**Given instruction:** Copy all of the material word for word, except for the pictures.

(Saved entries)
☆ ☆ ☆ ☆

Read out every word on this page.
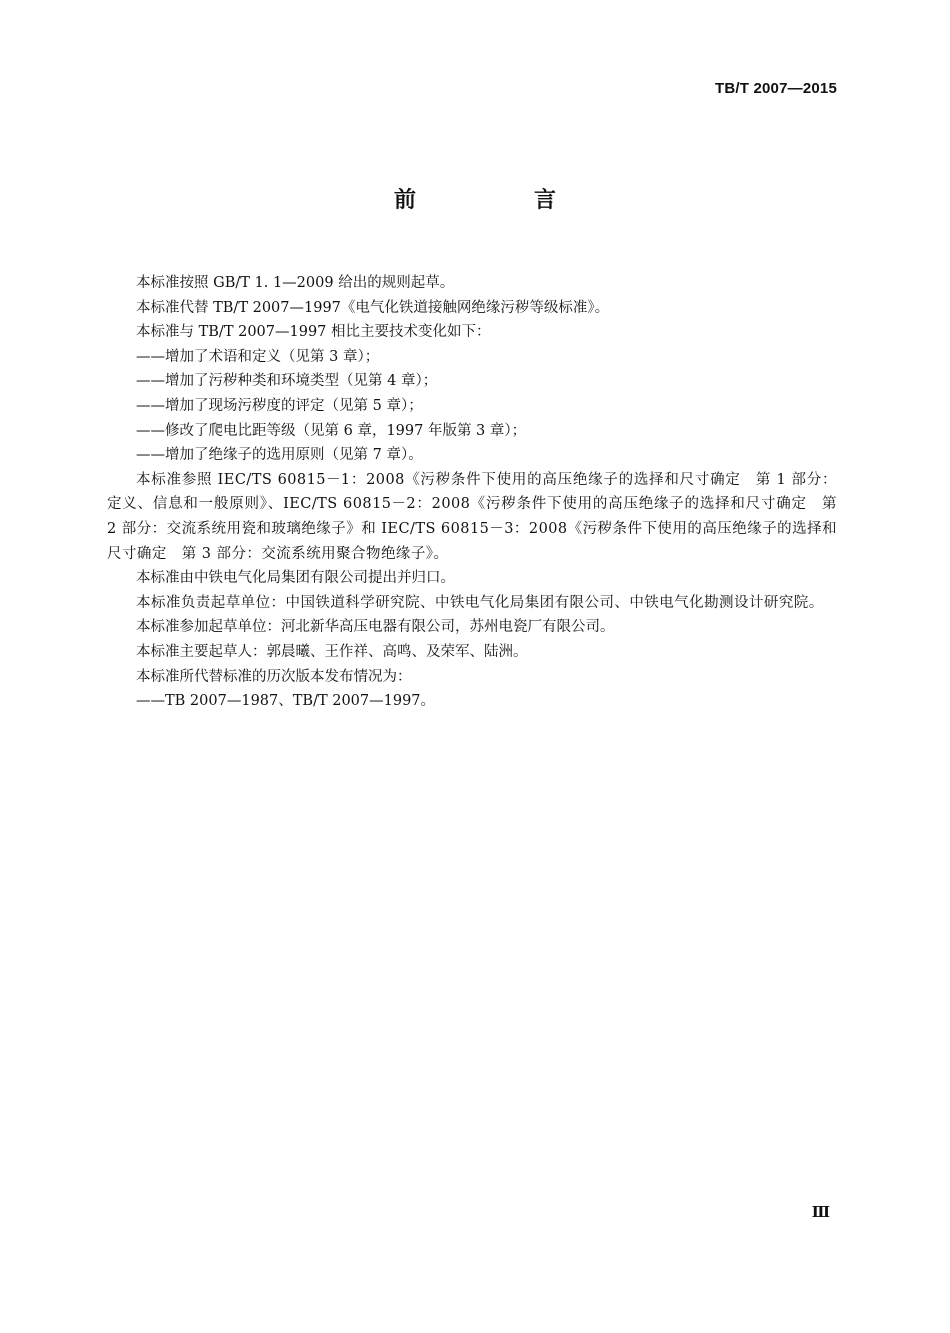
TB/T 2007—2015
前　言

本标准按照 GB/T 1. 1—2009 给出的规则起草。

本标准代替 TB/T 2007—1997《电气化铁道接触网绝缘污秽等级标准》。

本标准与 TB/T 2007—1997 相比主要技术变化如下：

——增加了术语和定义（见第 3 章）；

——增加了污秽种类和环境类型（见第 4 章）；

——增加了现场污秽度的评定（见第 5 章）；

——修改了爬电比距等级（见第 6 章，1997 年版第 3 章）；

——增加了绝缘子的选用原则（见第 7 章）。

本标准参照 IEC/TS 60815－1：2008《污秽条件下使用的高压绝缘子的选择和尺寸确定　第 1 部分：定义、信息和一般原则》、IEC/TS 60815－2：2008《污秽条件下使用的高压绝缘子的选择和尺寸确定　第 2 部分：交流系统用瓷和玻璃绝缘子》和 IEC/TS 60815－3：2008《污秽条件下使用的高压绝缘子的选择和尺寸确定　第 3 部分：交流系统用聚合物绝缘子》。

本标准由中铁电气化局集团有限公司提出并归口。

本标准负责起草单位：中国铁道科学研究院、中铁电气化局集团有限公司、中铁电气化勘测设计研究院。

本标准参加起草单位：河北新华高压电器有限公司，苏州电瓷厂有限公司。

本标准主要起草人：郭晨曦、王作祥、高鸣、及荣军、陆洲。

本标准所代替标准的历次版本发布情况为：

——TB 2007—1987、TB/T 2007—1997。

Ⅲ
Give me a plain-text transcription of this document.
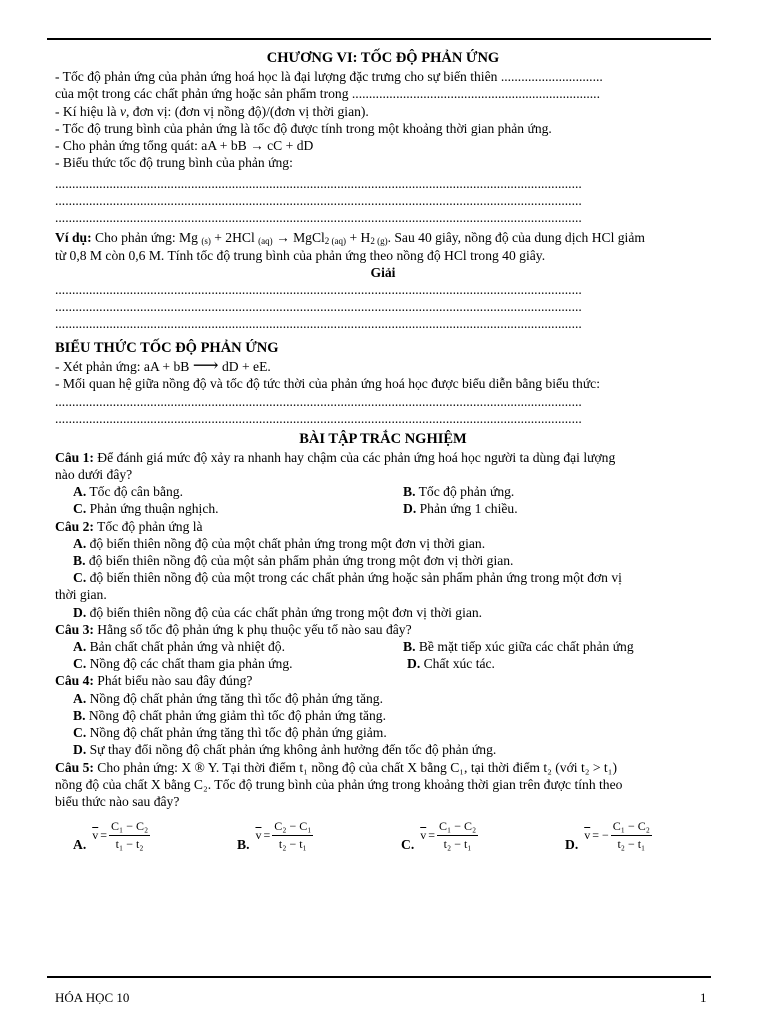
CHƯƠNG VI: TỐC ĐỘ PHẢN ỨNG
- Tốc độ phản ứng của phản ứng hoá học là đại lượng đặc trưng cho sự biến thiên ..............................
của một trong các chất phản ứng hoặc sản phẩm trong .........................................................................
- Kí hiệu là v, đơn vị: (đơn vị nồng độ)/(đơn vị thời gian).
- Tốc độ trung bình của phản ứng là tốc độ được tính trong một khoảng thời gian phản ứng.
- Cho phản ứng tổng quát: aA + bB → cC + dD
- Biểu thức tốc độ trung bình của phản ứng:
...........................................................................................................................................................
...........................................................................................................................................................
...........................................................................................................................................................
Ví dụ: Cho phản ứng: Mg $_{(s)}$ + 2HCl $_{(aq)}$ → MgCl$_2$ $_{(aq)} + H_2$ $_{(g)}$. Sau 40 giây, nồng độ của dung dịch HCl giảm
từ 0,8 M còn 0,6 M. Tính tốc độ trung bình của phản ứng theo nồng độ HCl trong 40 giây.
Giải
...........................................................................................................................................................
...........................................................................................................................................................
...........................................................................................................................................................
BIỂU THỨC TỐC ĐỘ PHẢN ỨNG
- Xét phản ứng: aA + bB ⟶ dD + eE.
- Mối quan hệ giữa nồng độ và tốc độ tức thời của phản ứng hoá học được biểu diễn bằng biểu thức:
...........................................................................................................................................................
...........................................................................................................................................................
BÀI TẬP TRẮC NGHIỆM
Câu 1: Để đánh giá mức độ xảy ra nhanh hay chậm của các phản ứng hoá học người ta dùng đại lượng
nào dưới đây?
A. Tốc độ cân bằng.	B. Tốc độ phản ứng.
C. Phản ứng thuận nghịch.	D. Phản ứng 1 chiều.
Câu 2: Tốc độ phản ứng là
A. độ biến thiên nồng độ của một chất phản ứng trong một đơn vị thời gian.
B. độ biến thiên nồng độ của một sản phẩm phản ứng trong một đơn vị thời gian.
C. độ biến thiên nồng độ của một trong các chất phản ứng hoặc sản phẩm phản ứng trong một đơn vị
thời gian.
D. độ biến thiên nồng độ của các chất phản ứng trong một đơn vị thời gian.
Câu 3: Hằng số tốc độ phản ứng k phụ thuộc yếu tố nào sau đây?
A. Bản chất chất phản ứng và nhiệt độ.	B. Bề mặt tiếp xúc giữa các chất phản ứng
C. Nồng độ các chất tham gia phản ứng.	D. Chất xúc tác.
Câu 4: Phát biểu nào sau đây đúng?
A. Nồng độ chất phản ứng tăng thì tốc độ phản ứng tăng.
B. Nồng độ chất phản ứng giảm thì tốc độ phản ứng tăng.
C. Nồng độ chất phản ứng tăng thì tốc độ phản ứng giảm.
D. Sự thay đổi nồng độ chất phản ứng không ảnh hưởng đến tốc độ phản ứng.
Câu 5: Cho phản ứng: X ® Y. Tại thời điểm t₁ nồng độ của chất X bằng C₁, tại thời điểm t₂ (với t₂ > t₁)
nồng độ của chất X bằng C₂. Tốc độ trung bình của phản ứng trong khoảng thời gian trên được tính theo
biểu thức nào sau đây?
A.
$\overline{v} = \frac{\text{C₁ − C₂}}{\text{t₁ − t₂}}$	B.
$\overline{v} = \frac{\text{C₂ − C₁}}{\text{t₂ − t₁}}$	C.
$\overline{v} = \frac{\text{C₁ − C₂}}{\text{t₂ − t₁}}$	D.
$\overline{v}$ = − $\frac{\text{C₁ − C₂}}{\text{t₂ − t₁}}$
HÓA HỌC 10	1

☆ ☆ ☆ ☆

**Exercise response:**
Read out every word on this page.
TB/T 2007—2015
前　言

本标准按照 GB/T 1. 1—2009 给出的规则起草。

本标准代替 TB/T 2007—1997《电气化铁道接触网绝缘污秽等级标准》。

本标准与 TB/T 2007—1997 相比主要技术变化如下：

——增加了术语和定义（见第 3 章）；

——增加了污秽种类和环境类型（见第 4 章）；

——增加了现场污秽度的评定（见第 5 章）；

——修改了爬电比距等级（见第 6 章，1997 年版第 3 章）；

——增加了绝缘子的选用原则（见第 7 章）。

本标准参照 IEC/TS 60815－1：2008《污秽条件下使用的高压绝缘子的选择和尺寸确定　第 1 部分：定义、信息和一般原则》、IEC/TS 60815－2：2008《污秽条件下使用的高压绝缘子的选择和尺寸确定　第 2 部分：交流系统用瓷和玻璃绝缘子》和 IEC/TS 60815－3：2008《污秽条件下使用的高压绝缘子的选择和尺寸确定　第 3 部分：交流系统用聚合物绝缘子》。

本标准由中铁电气化局集团有限公司提出并归口。

本标准负责起草单位：中国铁道科学研究院、中铁电气化局集团有限公司、中铁电气化勘测设计研究院。

本标准参加起草单位：河北新华高压电器有限公司，苏州电瓷厂有限公司。

本标准主要起草人：郭晨曦、王作祥、高鸣、及荣军、陆洲。

本标准所代替标准的历次版本发布情况为：

——TB 2007—1987、TB/T 2007—1997。

Ⅲ
Give me a plain-text transcription of this document.
CHƯƠNG VI: TỐC ĐỘ PHẢN ỨNG
- Tốc độ phản ứng của phản ứng hoá học là đại lượng đặc trưng cho sự biến thiên ..............................
của một trong các chất phản ứng hoặc sản phẩm trong .........................................................................
- Kí hiệu là v, đơn vị: (đơn vị nồng độ)/(đơn vị thời gian).
- Tốc độ trung bình của phản ứng là tốc độ được tính trong một khoảng thời gian phản ứng.
- Cho phản ứng tổng quát: aA + bB → cC + dD
- Biểu thức tốc độ trung bình của phản ứng:
...........................................................................................................................................................
...........................................................................................................................................................
...........................................................................................................................................................
Ví dụ: Cho phản ứng: Mg $_{(s)}$ + 2HCl $_{(aq)}$ → MgCl$_2$ $_{(aq)} + H_2$ $_{(g)}$. Sau 40 giây, nồng độ của dung dịch HCl giảm
từ 0,8 M còn 0,6 M. Tính tốc độ trung bình của phản ứng theo nồng độ HCl trong 40 giây.
Giải
...........................................................................................................................................................
...........................................................................................................................................................
...........................................................................................................................................................
BIỂU THỨC TỐC ĐỘ PHẢN ỨNG
- Xét phản ứng: aA + bB ⟶ dD + eE.
- Mối quan hệ giữa nồng độ và tốc độ tức thời của phản ứng hoá học được biểu diễn bằng biểu thức:
...........................................................................................................................................................
...........................................................................................................................................................
BÀI TẬP TRẮC NGHIỆM
Câu 1: Để đánh giá mức độ xảy ra nhanh hay chậm của các phản ứng hoá học người ta dùng đại lượng
nào dưới đây?
A. Tốc độ cân bằng.	B. Tốc độ phản ứng.
C. Phản ứng thuận nghịch.	D. Phản ứng 1 chiều.
Câu 2: Tốc độ phản ứng là
A. độ biến thiên nồng độ của một chất phản ứng trong một đơn vị thời gian.
B. độ biến thiên nồng độ của một sản phẩm phản ứng trong một đơn vị thời gian.
C. độ biến thiên nồng độ của một trong các chất phản ứng hoặc sản phẩm phản ứng trong một đơn vị
thời gian.
D. độ biến thiên nồng độ của các chất phản ứng trong một đơn vị thời gian.
Câu 3: Hằng số tốc độ phản ứng k phụ thuộc yếu tố nào sau đây?
A. Bản chất chất phản ứng và nhiệt độ.	B. Bề mặt tiếp xúc giữa các chất phản ứng
C. Nồng độ các chất tham gia phản ứng.	D. Chất xúc tác.
Câu 4: Phát biểu nào sau đây đúng?
A. Nồng độ chất phản ứng tăng thì tốc độ phản ứng tăng.
B. Nồng độ chất phản ứng giảm thì tốc độ phản ứng tăng.
C. Nồng độ chất phản ứng tăng thì tốc độ phản ứng giảm.
D. Sự thay đổi nồng độ chất phản ứng không ảnh hưởng đến tốc độ phản ứng.
Câu 5: Cho phản ứng: X ® Y. Tại thời điểm t₁ nồng độ của chất X bằng C₁, tại thời điểm t₂ (với t₂ > t₁)
nồng độ của chất X bằng C₂. Tốc độ trung bình của phản ứng trong khoảng thời gian trên được tính theo
biểu thức nào sau đây?
A.
$\overline{v} = \frac{\text{C₁ − C₂}}{\text{t₁ − t₂}}$	B.
$\overline{v} = \frac{\text{C₂ − C₁}}{\text{t₂ − t₁}}$	C.
$\overline{v} = \frac{\text{C₁ − C₂}}{\text{t₂ − t₁}}$	D.
$\overline{v}$ = − $\frac{\text{C₁ − C₂}}{\text{t₂ − t₁}}$
HÓA HỌC 10	1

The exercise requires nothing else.